Written task ::
Output the material beneath this task exactly, images excluded.

Dataset entries ::
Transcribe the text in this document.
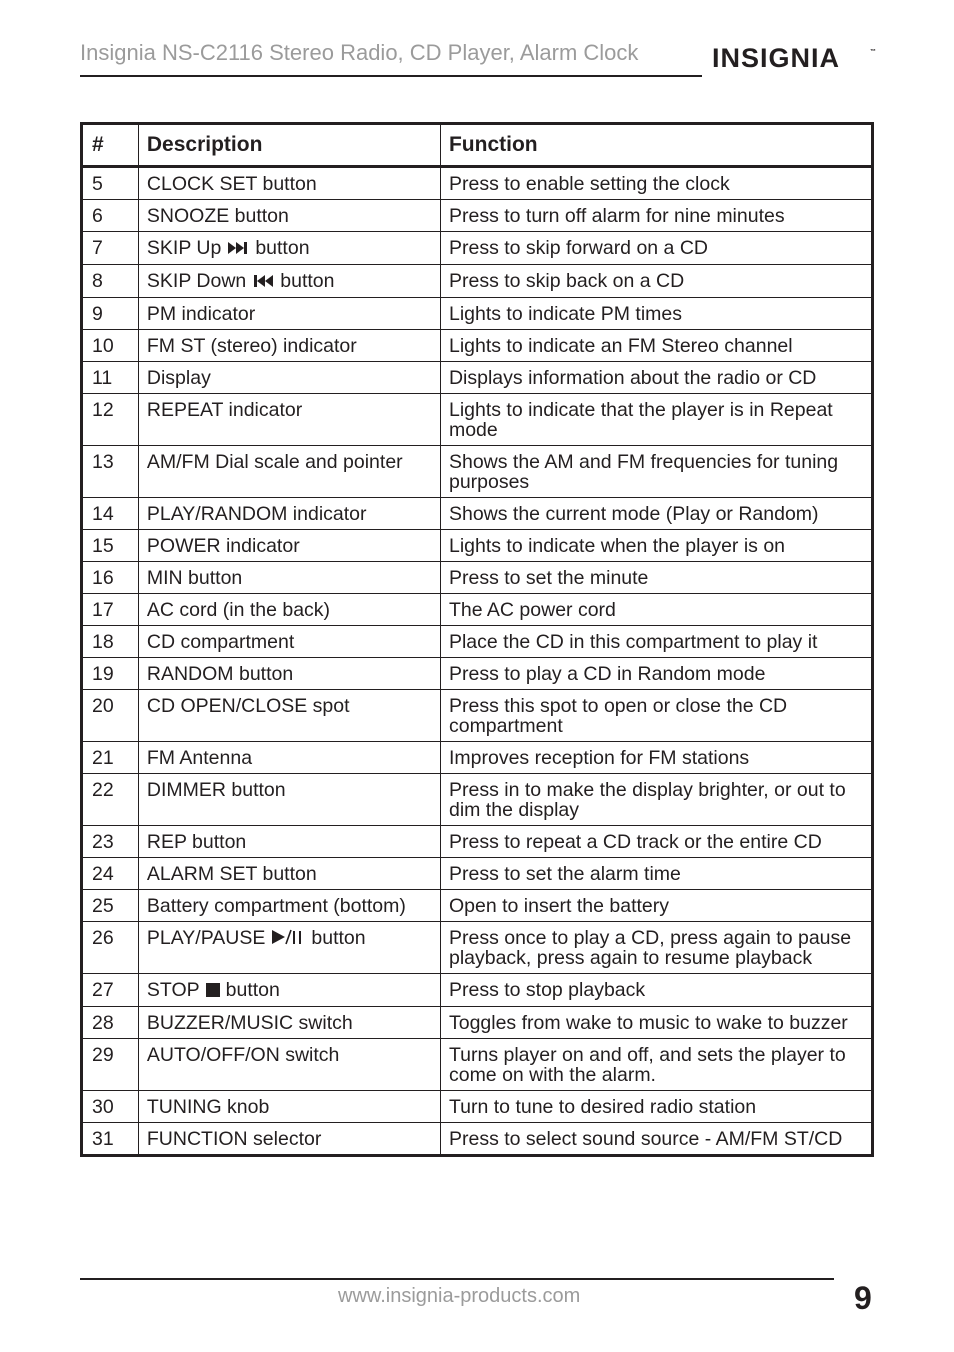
Insignia NS-C2116 Stereo Radio, CD Player, Alarm Clock	INSIGNIA	™
#	Description	Function
5	CLOCK SET button	Press to enable setting the clock
6	SNOOZE button	Press to turn off alarm for nine minutes
7	SKIP Up button	Press to skip forward on a CD
8	SKIP Down button	Press to skip back on a CD
9	PM indicator	Lights to indicate PM times
10	FM ST (stereo) indicator	Lights to indicate an FM Stereo channel
11	Display	Displays information about the radio or CD
12	REPEAT indicator	Lights to indicate that the player is in Repeat mode
13	AM/FM Dial scale and pointer	Shows the AM and FM frequencies for tuning purposes
14	PLAY/RANDOM indicator	Shows the current mode (Play or Random)
15	POWER indicator	Lights to indicate when the player is on
16	MIN button	Press to set the minute
17	AC cord (in the back)	The AC power cord
18	CD compartment	Place the CD in this compartment to play it
19	RANDOM button	Press to play a CD in Random mode
20	CD OPEN/CLOSE spot	Press this spot to open or close the CD compartment
21	FM Antenna	Improves reception for FM stations
22	DIMMER button	Press in to make the display brighter, or out to dim the display
23	REP button	Press to repeat a CD track or the entire CD
24	ALARM SET button	Press to set the alarm time
25	Battery compartment (bottom)	Open to insert the battery
26	PLAY/PAUSE button	Press once to play a CD, press again to pause playback, press again to resume playback
27	STOP button	Press to stop playback
28	BUZZER/MUSIC switch	Toggles from wake to music to wake to buzzer
29	AUTO/OFF/ON switch	Turns player on and off, and sets the player to come on with the alarm.
30	TUNING knob	Turn to tune to desired radio station
31	FUNCTION selector	Press to select sound source - AM/FM ST/CD
www.insignia-products.com	9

Reply to the exercise ::
Transcribe the text in this document.
Insignia NS-C2116 Stereo Radio, CD Player, Alarm Clock	INSIGNIA	™
#	Description	Function
5	CLOCK SET button	Press to enable setting the clock
6	SNOOZE button	Press to turn off alarm for nine minutes
7	SKIP Up button	Press to skip forward on a CD
8	SKIP Down button	Press to skip back on a CD
9	PM indicator	Lights to indicate PM times
10	FM ST (stereo) indicator	Lights to indicate an FM Stereo channel
11	Display	Displays information about the radio or CD
12	REPEAT indicator	Lights to indicate that the player is in Repeat mode
13	AM/FM Dial scale and pointer	Shows the AM and FM frequencies for tuning purposes
14	PLAY/RANDOM indicator	Shows the current mode (Play or Random)
15	POWER indicator	Lights to indicate when the player is on
16	MIN button	Press to set the minute
17	AC cord (in the back)	The AC power cord
18	CD compartment	Place the CD in this compartment to play it
19	RANDOM button	Press to play a CD in Random mode
20	CD OPEN/CLOSE spot	Press this spot to open or close the CD compartment
21	FM Antenna	Improves reception for FM stations
22	DIMMER button	Press in to make the display brighter, or out to dim the display
23	REP button	Press to repeat a CD track or the entire CD
24	ALARM SET button	Press to set the alarm time
25	Battery compartment (bottom)	Open to insert the battery
26	PLAY/PAUSE button	Press once to play a CD, press again to pause playback, press again to resume playback
27	STOP button	Press to stop playback
28	BUZZER/MUSIC switch	Toggles from wake to music to wake to buzzer
29	AUTO/OFF/ON switch	Turns player on and off, and sets the player to come on with the alarm.
30	TUNING knob	Turn to tune to desired radio station
31	FUNCTION selector	Press to select sound source - AM/FM ST/CD
www.insignia-products.com	9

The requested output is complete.